Goal:
Copy each line of the data below with the word "广东省中山市博爱医院".

Saved entries:
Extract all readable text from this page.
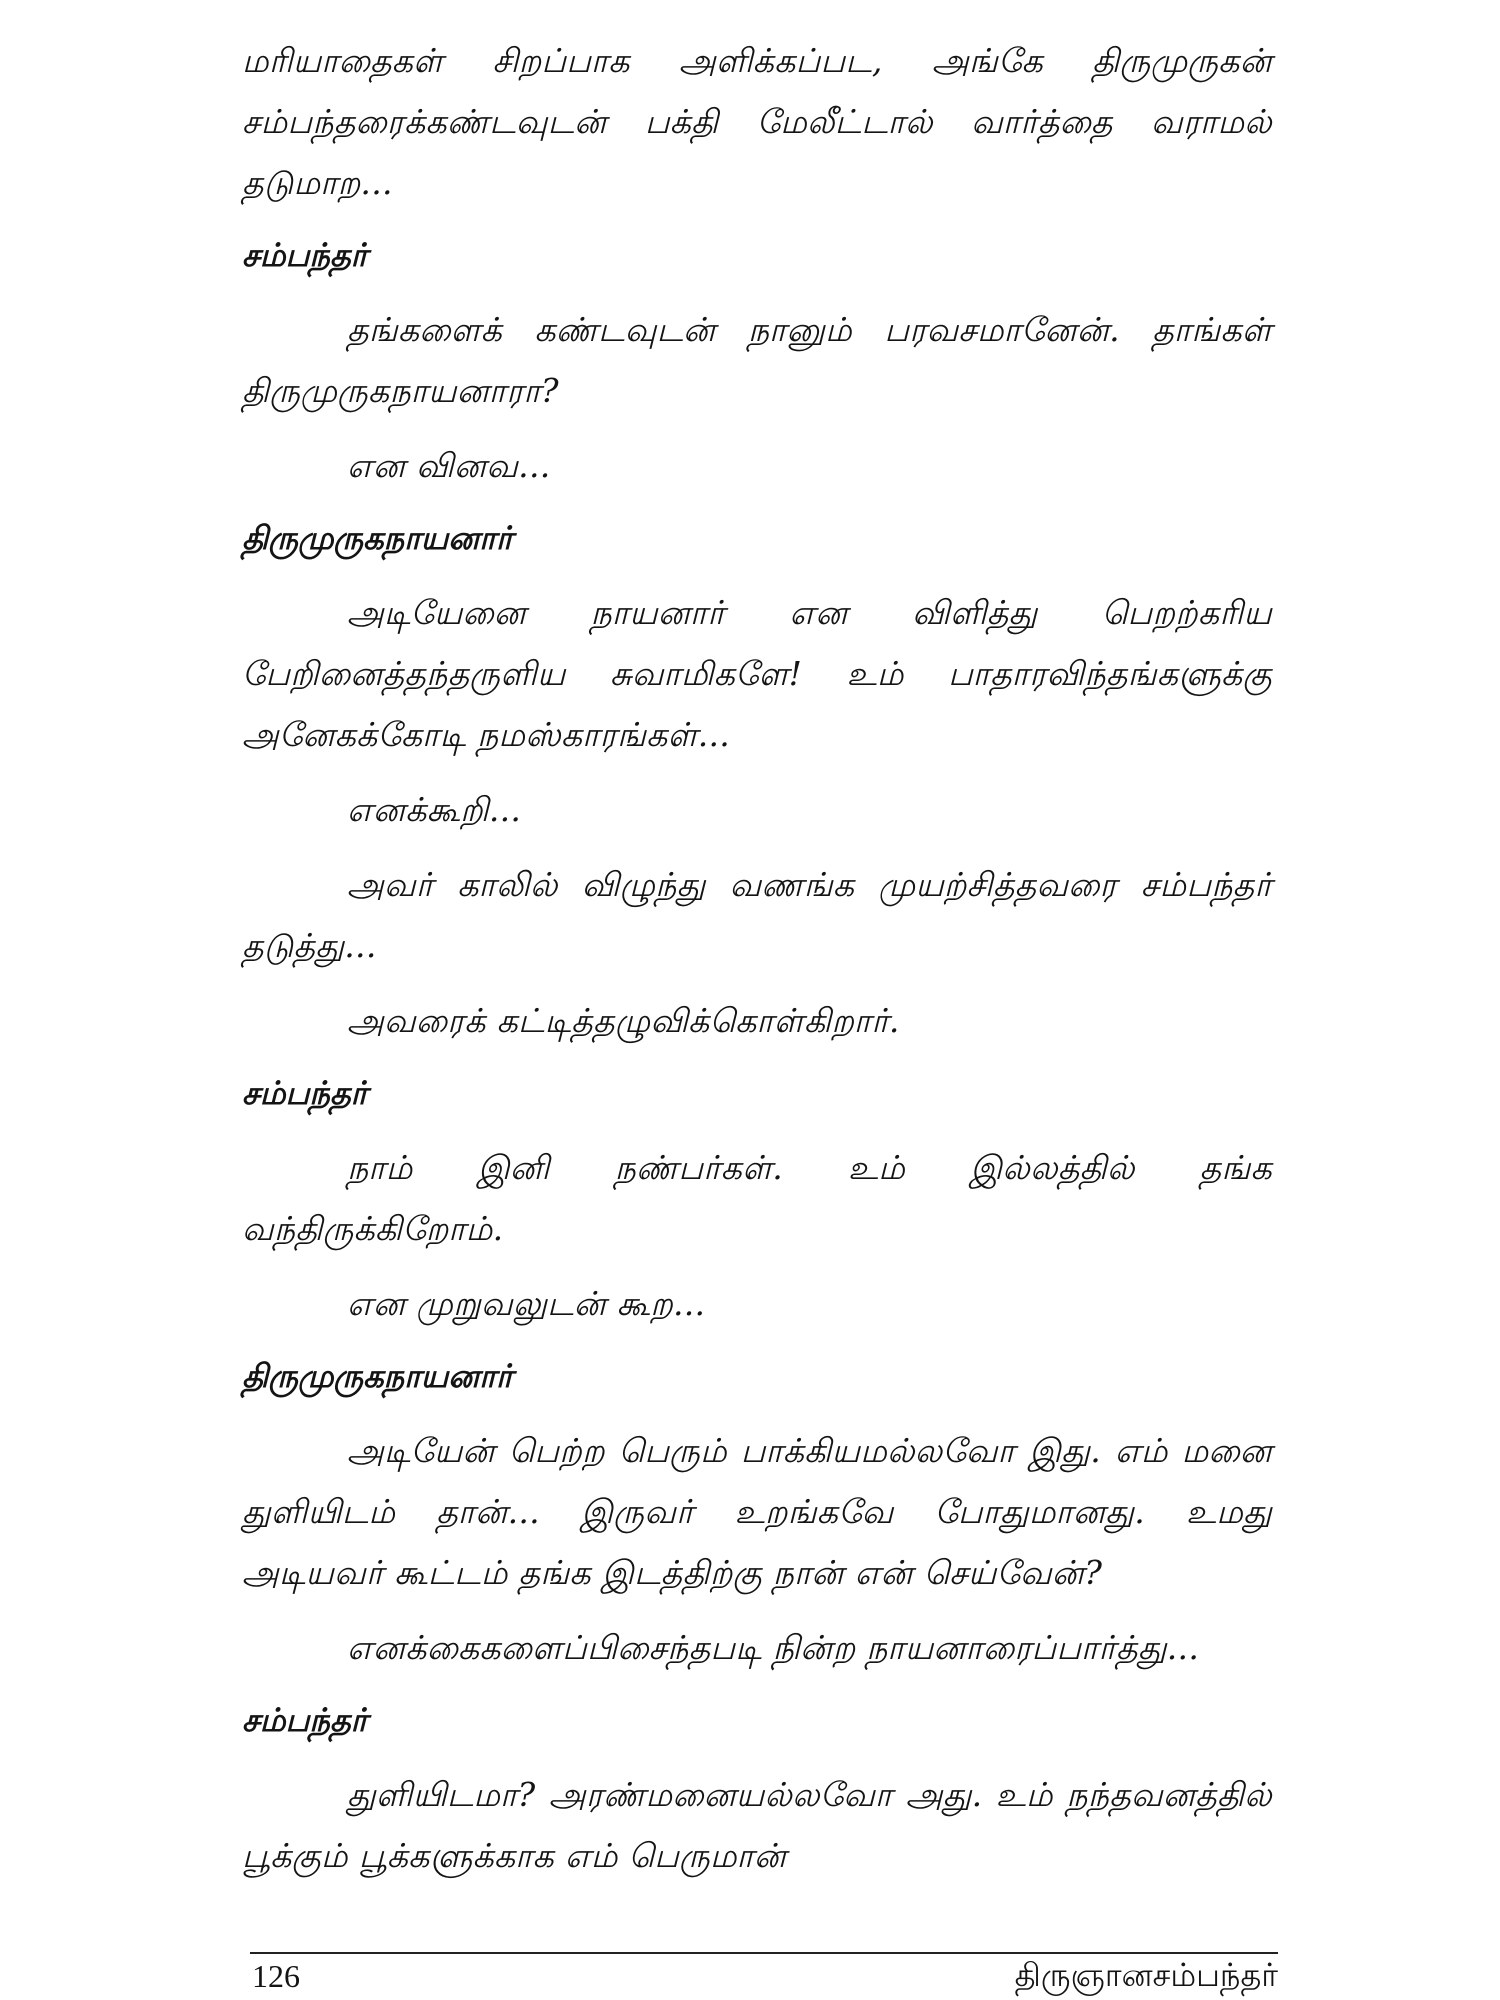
மரியாதைகள் சிறப்பாக அளிக்கப்பட, அங்கே திருமுருகன் சம்பந்தரைக்கண்டவுடன் பக்தி மேலீட்டால் வார்த்தை வராமல் தடுமாற...
சம்பந்தர்
தங்களைக் கண்டவுடன் நானும் பரவசமானேன். தாங்கள் திருமுருகநாயனாரா?
என வினவ...
திருமுருகநாயனார்
அடியேனை நாயனார் என விளித்து பெறற்கரிய பேறினைத்தந்தருளிய சுவாமிகளே! உம் பாதாரவிந்தங்களுக்கு அனேகக்கோடி நமஸ்காரங்கள்...
எனக்கூறி...
அவர் காலில் விழுந்து வணங்க முயற்சித்தவரை சம்பந்தர் தடுத்து...
அவரைக் கட்டித்தழுவிக்கொள்கிறார்.
சம்பந்தர்
நாம் இனி நண்பர்கள். உம் இல்லத்தில் தங்க வந்திருக்கிறோம்.
என முறுவலுடன் கூற...
திருமுருகநாயனார்
அடியேன் பெற்ற பெரும் பாக்கியமல்லவோ இது. எம் மனை துளியிடம் தான்... இருவர் உறங்கவே போதுமானது. உமது அடியவர் கூட்டம் தங்க இடத்திற்கு நான் என் செய்வேன்?
எனக்கைகளைப்பிசைந்தபடி நின்ற நாயனாரைப்பார்த்து...
சம்பந்தர்
துளியிடமா? அரண்மனையல்லவோ அது. உம் நந்தவனத்தில் பூக்கும் பூக்களுக்காக எம் பெருமான்
126	திருஞானசம்பந்தர்
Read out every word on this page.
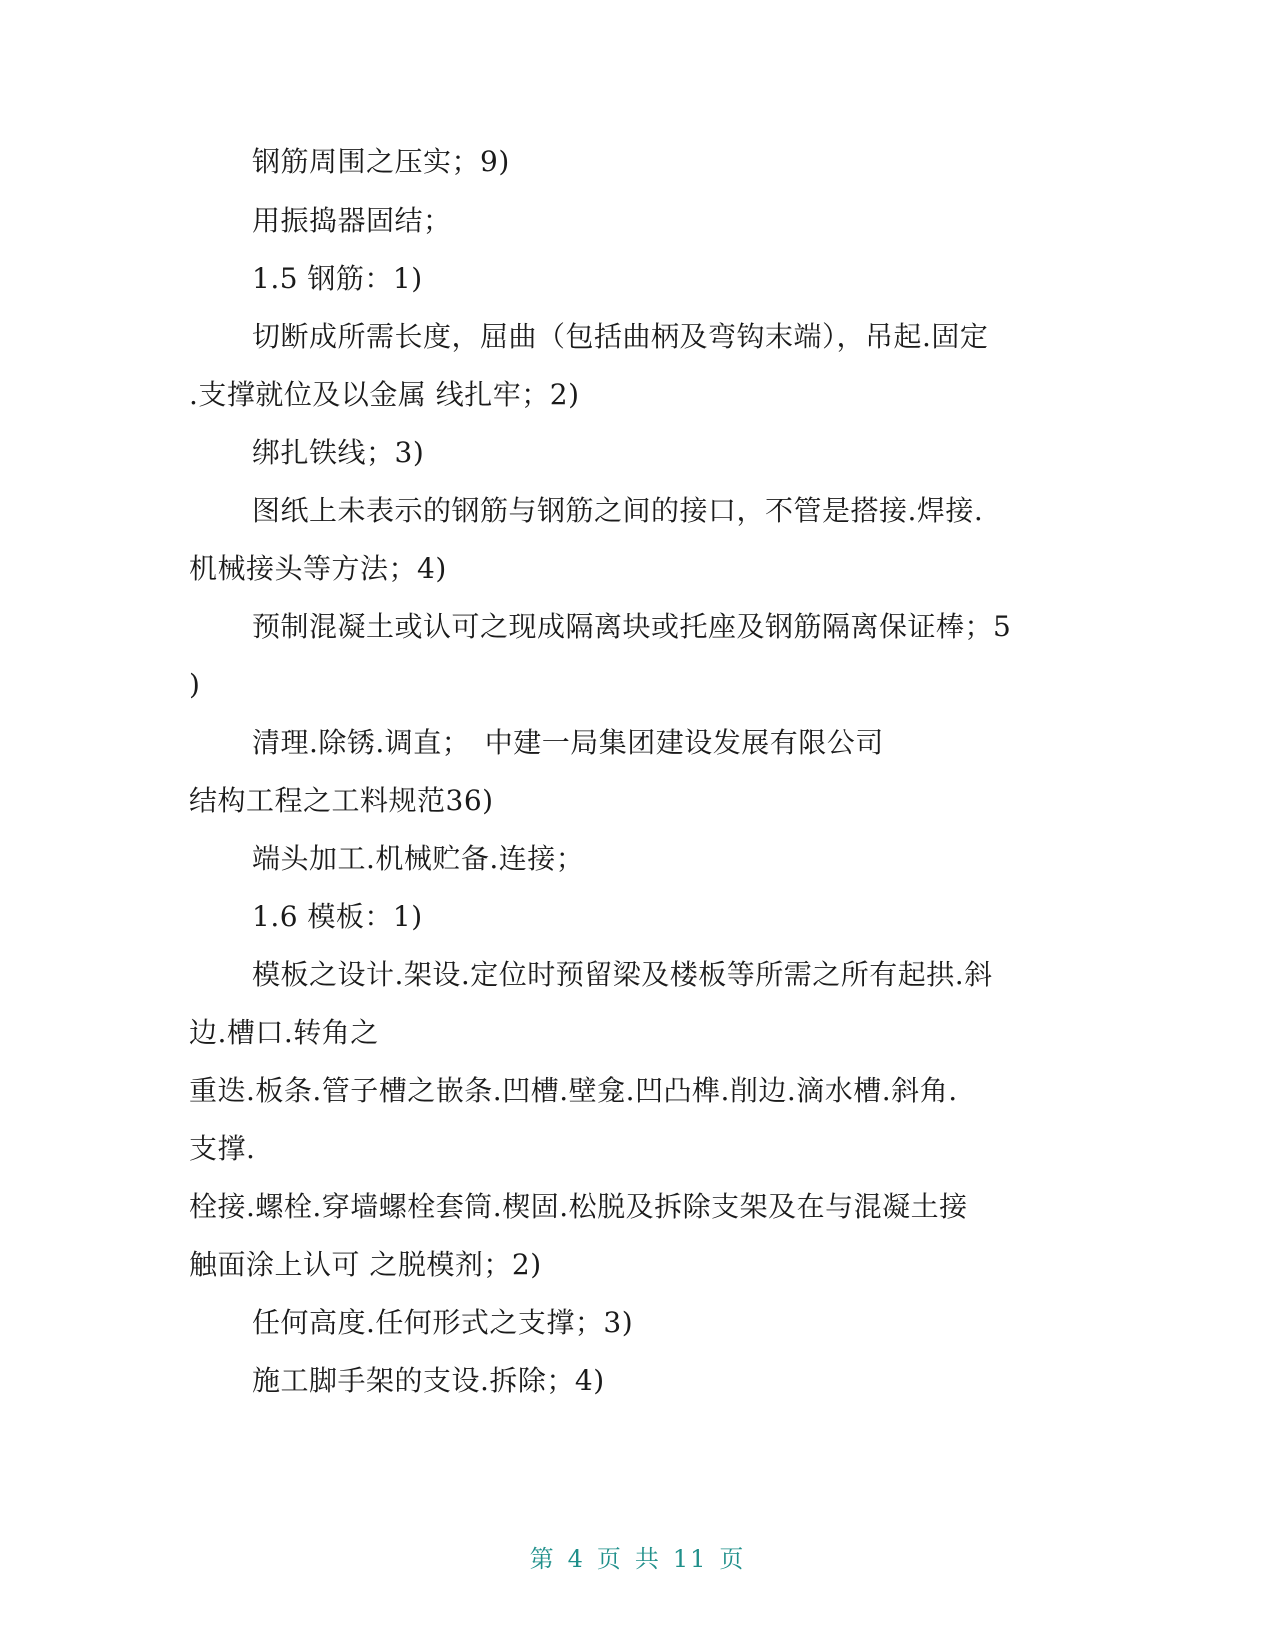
钢筋周围之压实；9)
用振捣器固结；
1.5 钢筋：1)
切断成所需长度，屈曲（包括曲柄及弯钩末端），吊起.固定
.支撑就位及以金属 线扎牢；2)
绑扎铁线；3)
图纸上未表示的钢筋与钢筋之间的接口，不管是搭接.焊接.
机械接头等方法；4)
预制混凝土或认可之现成隔离块或托座及钢筋隔离保证棒；5
)
清理.除锈.调直；　中建一局集团建设发展有限公司
结构工程之工料规范36)
端头加工.机械贮备.连接；
1.6 模板：1)
模板之设计.架设.定位时预留梁及楼板等所需之所有起拱.斜
边.槽口.转角之
重迭.板条.管子槽之嵌条.凹槽.壁龛.凹凸榫.削边.滴水槽.斜角.
支撑.
栓接.螺栓.穿墙螺栓套筒.楔固.松脱及拆除支架及在与混凝土接
触面涂上认可 之脱模剂；2)
任何高度.任何形式之支撑；3)
施工脚手架的支设.拆除；4)
第 4 页 共 11 页
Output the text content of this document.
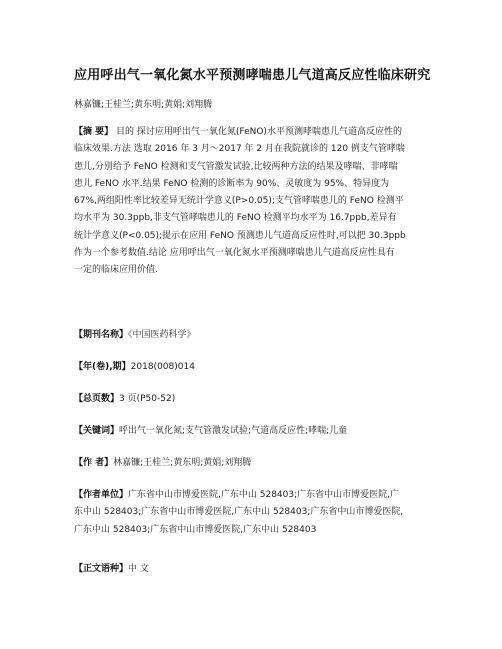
应用呼出气一氧化氮水平预测哮喘患儿气道高反应性临床研究
林嘉镰;王桂兰;黄东明;黄娟;刘翔腾
【摘 要】 目的 探讨应用呼出气一氧化氮(FeNO)水平预测哮喘患儿气道高反应性的
临床效果.方法 选取 2016 年 3 月～2017 年 2 月在我院就诊的 120 例支气管哮喘
患儿,分别给予 FeNO 检测和支气管激发试验,比较两种方法的结果及哮喘、非哮喘
患儿 FeNO 水平.结果 FeNO 检测的诊断率为 90%、灵敏度为 95%、特异度为
67%,两组阳性率比较差异无统计学意义(P>0.05);支气管哮喘患儿的 FeNO 检测平
均水平为 30.3ppb,非支气管哮喘患儿的 FeNO 检测平均水平为 16.7ppb,差异有
统计学意义(P<0.05);提示在应用 FeNO 预测患儿气道高反应性时,可以把 30.3ppb
作为一个参考数值.结论 应用呼出气一氧化氮水平预测哮喘患儿气道高反应性具有
一定的临床应用价值.
【期刊名称】《中国医药科学》
【年(卷),期】2018(008)014
【总页数】3 页(P50-52)
【关键词】呼出气一氧化氮;支气管激发试验;气道高反应性;哮喘;儿童
【作 者】林嘉镰;王桂兰;黄东明;黄娟;刘翔腾
【作者单位】广东省中山市博爱医院,广东中山 528403;广东省中山市博爱医院,广
东中山 528403;广东省中山市博爱医院,广东中山 528403;广东省中山市博爱医院,
广东中山 528403;广东省中山市博爱医院,广东中山 528403
【正文语种】中 文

Result for this task:
【作者单位】广东省中山市博爱医院,广东中山 528403;广东省中山市博爱医院,广
东中山 528403;广东省中山市博爱医院,广东中山 528403;广东省中山市博爱医院,
广东中山 528403;广东省中山市博爱医院,广东中山 528403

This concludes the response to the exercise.